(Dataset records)
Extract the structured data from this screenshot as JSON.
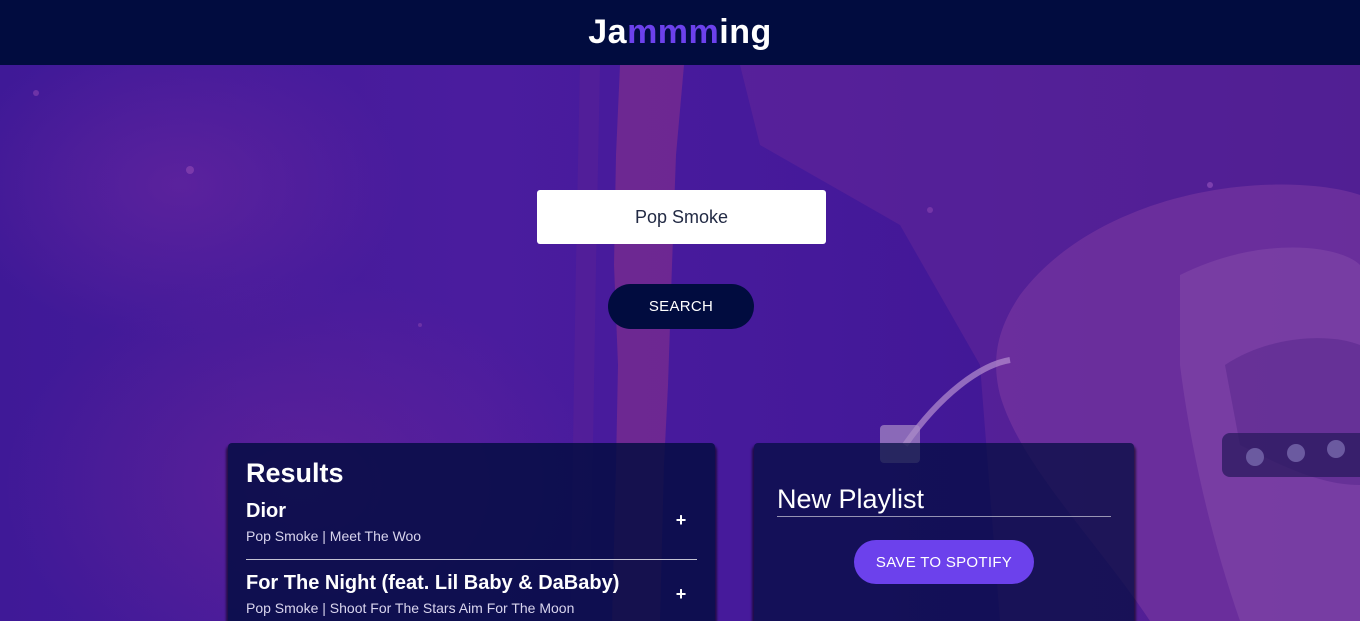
{
  "header": {
    "logo_prefix": "Ja",
    "logo_accent": "mmm",
    "logo_suffix": "ing"
  },
  "search": {
    "value": "Pop Smoke",
    "button_label": "SEARCH"
  },
  "results": {
    "title": "Results",
    "tracks": [
      {
        "name": "Dior",
        "info": "Pop Smoke | Meet The Woo",
        "action": "+"
      },
      {
        "name": "For The Night (feat. Lil Baby & DaBaby)",
        "info": "Pop Smoke | Shoot For The Stars Aim For The Moon",
        "action": "+"
      }
    ]
  },
  "playlist": {
    "name_value": "New Playlist",
    "save_label": "SAVE TO SPOTIFY"
  },
  "colors": {
    "header_bg": "#010c3f",
    "accent": "#6c41ec",
    "background": "#3b1694"
  }
}
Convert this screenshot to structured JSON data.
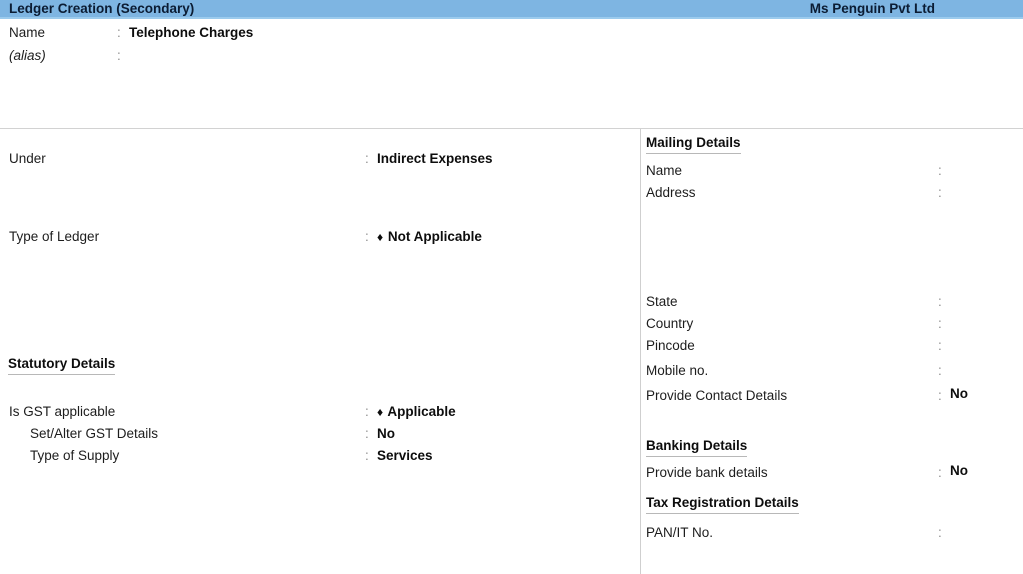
{
  "titlebar": {
    "screen_title": "Ledger Creation (Secondary)",
    "company_name": "Ms Penguin Pvt Ltd",
    "bar_color": "#7eb5e2",
    "text_color": "#0b1c33"
  },
  "identity": {
    "name_label": "Name",
    "name_value": "Telephone Charges",
    "alias_label": "(alias)",
    "alias_value": "",
    "colon": ":"
  },
  "left": {
    "under_label": "Under",
    "under_value": "Indirect Expenses",
    "type_of_ledger_label": "Type of Ledger",
    "type_of_ledger_value": "Not Applicable",
    "statutory_heading": "Statutory Details",
    "gst_applicable_label": "Is GST applicable",
    "gst_applicable_value": "Applicable",
    "set_alter_gst_label": "Set/Alter GST Details",
    "set_alter_gst_value": "No",
    "type_of_supply_label": "Type of Supply",
    "type_of_supply_value": "Services",
    "selector_marker": "♦"
  },
  "right": {
    "mailing_heading": "Mailing Details",
    "mailing_name_label": "Name",
    "mailing_name_value": "",
    "address_label": "Address",
    "address_value": "",
    "state_label": "State",
    "state_value": "",
    "country_label": "Country",
    "country_value": "",
    "pincode_label": "Pincode",
    "pincode_value": "",
    "mobile_label": "Mobile no.",
    "mobile_value": "",
    "contact_details_label": "Provide Contact Details",
    "contact_details_value": "No",
    "banking_heading": "Banking Details",
    "bank_details_label": "Provide bank details",
    "bank_details_value": "No",
    "tax_heading": "Tax Registration Details",
    "pan_label": "PAN/IT No.",
    "pan_value": "",
    "colon": ":"
  }
}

Work instructions: Each entry above should be reproduced exactly, with the pictures removed.

Problem solution:
Extract the structured data from this screenshot as JSON.
{
  "header": {
    "logo_prefix": "Ja",
    "logo_accent": "mmm",
    "logo_suffix": "ing"
  },
  "search": {
    "value": "Pop Smoke",
    "button_label": "SEARCH"
  },
  "results": {
    "title": "Results",
    "tracks": [
      {
        "name": "Dior",
        "info": "Pop Smoke | Meet The Woo",
        "action": "+"
      },
      {
        "name": "For The Night (feat. Lil Baby & DaBaby)",
        "info": "Pop Smoke | Shoot For The Stars Aim For The Moon",
        "action": "+"
      }
    ]
  },
  "playlist": {
    "name_value": "New Playlist",
    "save_label": "SAVE TO SPOTIFY"
  },
  "colors": {
    "header_bg": "#010c3f",
    "accent": "#6c41ec",
    "background": "#3b1694"
  }
}
Convert this screenshot to structured JSON data.
{
  "titlebar": {
    "screen_title": "Ledger Creation (Secondary)",
    "company_name": "Ms Penguin Pvt Ltd",
    "bar_color": "#7eb5e2",
    "text_color": "#0b1c33"
  },
  "identity": {
    "name_label": "Name",
    "name_value": "Telephone Charges",
    "alias_label": "(alias)",
    "alias_value": "",
    "colon": ":"
  },
  "left": {
    "under_label": "Under",
    "under_value": "Indirect Expenses",
    "type_of_ledger_label": "Type of Ledger",
    "type_of_ledger_value": "Not Applicable",
    "statutory_heading": "Statutory Details",
    "gst_applicable_label": "Is GST applicable",
    "gst_applicable_value": "Applicable",
    "set_alter_gst_label": "Set/Alter GST Details",
    "set_alter_gst_value": "No",
    "type_of_supply_label": "Type of Supply",
    "type_of_supply_value": "Services",
    "selector_marker": "♦"
  },
  "right": {
    "mailing_heading": "Mailing Details",
    "mailing_name_label": "Name",
    "mailing_name_value": "",
    "address_label": "Address",
    "address_value": "",
    "state_label": "State",
    "state_value": "",
    "country_label": "Country",
    "country_value": "",
    "pincode_label": "Pincode",
    "pincode_value": "",
    "mobile_label": "Mobile no.",
    "mobile_value": "",
    "contact_details_label": "Provide Contact Details",
    "contact_details_value": "No",
    "banking_heading": "Banking Details",
    "bank_details_label": "Provide bank details",
    "bank_details_value": "No",
    "tax_heading": "Tax Registration Details",
    "pan_label": "PAN/IT No.",
    "pan_value": "",
    "colon": ":"
  }
}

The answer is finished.